## TASK REQUIREMENTS
Which lines have the string "name"? Copy all of them from the entries below.

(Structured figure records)
##############################
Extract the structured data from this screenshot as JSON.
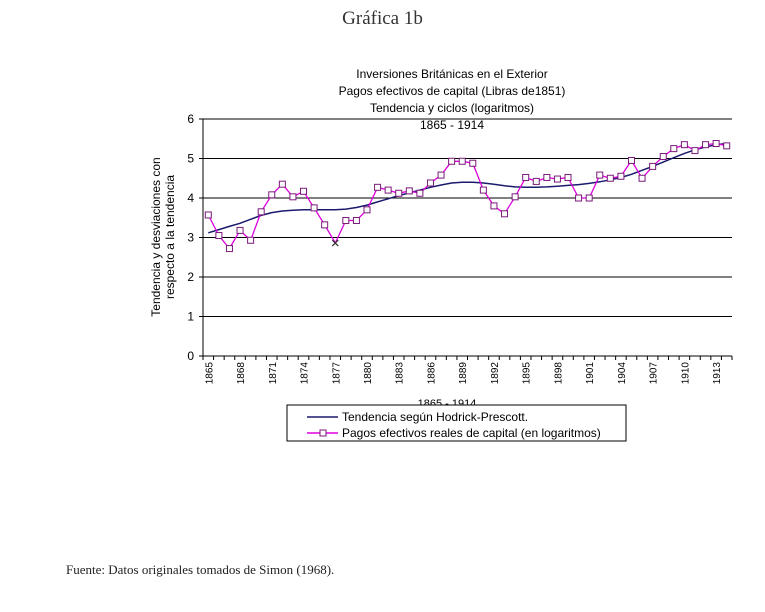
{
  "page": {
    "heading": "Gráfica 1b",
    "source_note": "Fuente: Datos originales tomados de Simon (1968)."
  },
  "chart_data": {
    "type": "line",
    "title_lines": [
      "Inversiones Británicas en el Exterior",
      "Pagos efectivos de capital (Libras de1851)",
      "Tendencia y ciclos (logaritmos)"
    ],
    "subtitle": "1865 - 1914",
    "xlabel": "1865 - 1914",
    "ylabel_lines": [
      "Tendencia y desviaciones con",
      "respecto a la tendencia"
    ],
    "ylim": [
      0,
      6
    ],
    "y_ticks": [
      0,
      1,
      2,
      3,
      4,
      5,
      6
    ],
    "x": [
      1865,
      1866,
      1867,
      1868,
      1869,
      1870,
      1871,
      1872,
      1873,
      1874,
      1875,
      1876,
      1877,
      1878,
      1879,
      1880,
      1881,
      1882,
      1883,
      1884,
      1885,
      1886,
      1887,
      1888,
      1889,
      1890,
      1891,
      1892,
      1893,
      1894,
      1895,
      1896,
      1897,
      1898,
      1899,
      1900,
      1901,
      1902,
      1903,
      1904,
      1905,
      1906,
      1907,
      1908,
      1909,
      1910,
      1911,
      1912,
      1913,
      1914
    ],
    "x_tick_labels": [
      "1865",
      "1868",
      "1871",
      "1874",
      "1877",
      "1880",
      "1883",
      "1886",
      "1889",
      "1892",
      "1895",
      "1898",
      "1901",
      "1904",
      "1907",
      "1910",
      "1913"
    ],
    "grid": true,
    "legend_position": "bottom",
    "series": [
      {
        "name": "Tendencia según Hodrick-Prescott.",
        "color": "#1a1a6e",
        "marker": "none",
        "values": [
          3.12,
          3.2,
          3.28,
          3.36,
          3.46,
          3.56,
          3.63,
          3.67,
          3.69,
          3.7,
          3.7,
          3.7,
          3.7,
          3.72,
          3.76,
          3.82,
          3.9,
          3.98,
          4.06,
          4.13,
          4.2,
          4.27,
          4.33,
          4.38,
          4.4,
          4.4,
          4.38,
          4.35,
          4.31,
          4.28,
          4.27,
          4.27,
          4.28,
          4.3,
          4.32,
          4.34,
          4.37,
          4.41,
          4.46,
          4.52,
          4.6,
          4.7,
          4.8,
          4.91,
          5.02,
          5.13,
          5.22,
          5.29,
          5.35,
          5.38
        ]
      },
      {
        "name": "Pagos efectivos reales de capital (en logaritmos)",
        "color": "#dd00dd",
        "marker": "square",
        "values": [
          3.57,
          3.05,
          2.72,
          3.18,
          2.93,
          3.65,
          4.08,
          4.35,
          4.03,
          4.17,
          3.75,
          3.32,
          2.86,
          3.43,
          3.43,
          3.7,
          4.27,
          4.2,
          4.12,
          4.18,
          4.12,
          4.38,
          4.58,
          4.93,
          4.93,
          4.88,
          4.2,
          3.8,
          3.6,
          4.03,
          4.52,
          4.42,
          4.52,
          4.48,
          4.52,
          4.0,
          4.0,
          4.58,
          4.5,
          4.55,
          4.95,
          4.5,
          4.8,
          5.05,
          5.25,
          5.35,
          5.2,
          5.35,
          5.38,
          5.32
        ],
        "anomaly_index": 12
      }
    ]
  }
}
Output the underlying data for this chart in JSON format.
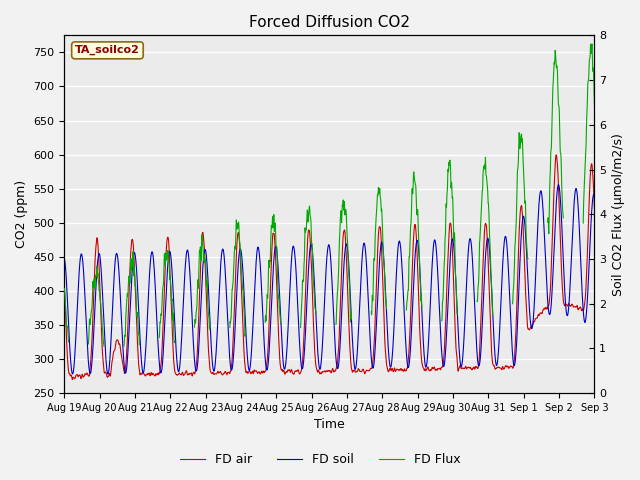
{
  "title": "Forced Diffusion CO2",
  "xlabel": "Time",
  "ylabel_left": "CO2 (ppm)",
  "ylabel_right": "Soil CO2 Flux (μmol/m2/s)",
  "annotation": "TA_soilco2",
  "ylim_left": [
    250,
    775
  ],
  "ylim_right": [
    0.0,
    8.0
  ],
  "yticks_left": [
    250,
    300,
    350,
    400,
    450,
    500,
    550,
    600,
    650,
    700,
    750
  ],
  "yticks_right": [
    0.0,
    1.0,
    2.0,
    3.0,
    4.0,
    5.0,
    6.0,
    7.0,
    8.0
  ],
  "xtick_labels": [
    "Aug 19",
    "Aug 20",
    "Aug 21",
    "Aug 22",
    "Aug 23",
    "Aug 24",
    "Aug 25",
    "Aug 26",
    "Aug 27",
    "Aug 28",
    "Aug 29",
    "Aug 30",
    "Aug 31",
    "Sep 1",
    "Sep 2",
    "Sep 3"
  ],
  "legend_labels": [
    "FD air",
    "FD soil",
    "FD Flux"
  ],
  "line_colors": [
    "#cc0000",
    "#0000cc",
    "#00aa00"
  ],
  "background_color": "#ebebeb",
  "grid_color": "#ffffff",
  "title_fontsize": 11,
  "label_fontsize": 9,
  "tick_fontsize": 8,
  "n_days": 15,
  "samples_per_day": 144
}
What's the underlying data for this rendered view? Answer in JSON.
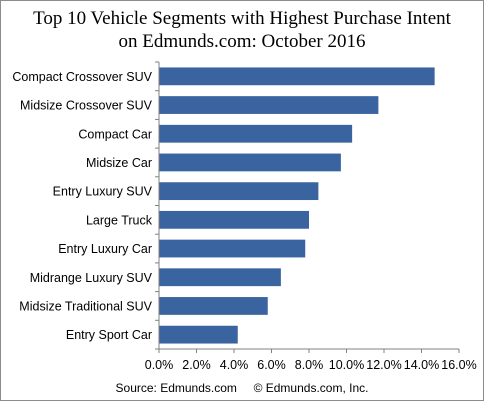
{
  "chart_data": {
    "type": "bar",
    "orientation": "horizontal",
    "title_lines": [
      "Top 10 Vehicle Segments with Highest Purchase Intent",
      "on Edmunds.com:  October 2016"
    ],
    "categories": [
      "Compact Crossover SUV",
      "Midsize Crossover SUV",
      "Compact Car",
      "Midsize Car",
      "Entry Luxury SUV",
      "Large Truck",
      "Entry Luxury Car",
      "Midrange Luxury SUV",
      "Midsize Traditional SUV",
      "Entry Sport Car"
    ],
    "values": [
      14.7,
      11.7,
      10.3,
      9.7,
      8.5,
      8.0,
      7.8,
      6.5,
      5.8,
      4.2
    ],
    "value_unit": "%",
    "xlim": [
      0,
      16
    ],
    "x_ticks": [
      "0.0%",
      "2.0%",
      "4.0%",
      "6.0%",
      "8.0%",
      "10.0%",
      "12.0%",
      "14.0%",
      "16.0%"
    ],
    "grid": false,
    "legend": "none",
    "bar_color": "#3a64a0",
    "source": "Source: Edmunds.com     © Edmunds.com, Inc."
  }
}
##############################
## ANSWER TO THE EXERCISE
        "name": "Tendencia según Hodrick-Prescott.",
        "name": "Pagos efectivos reales de capital (en logaritmos)",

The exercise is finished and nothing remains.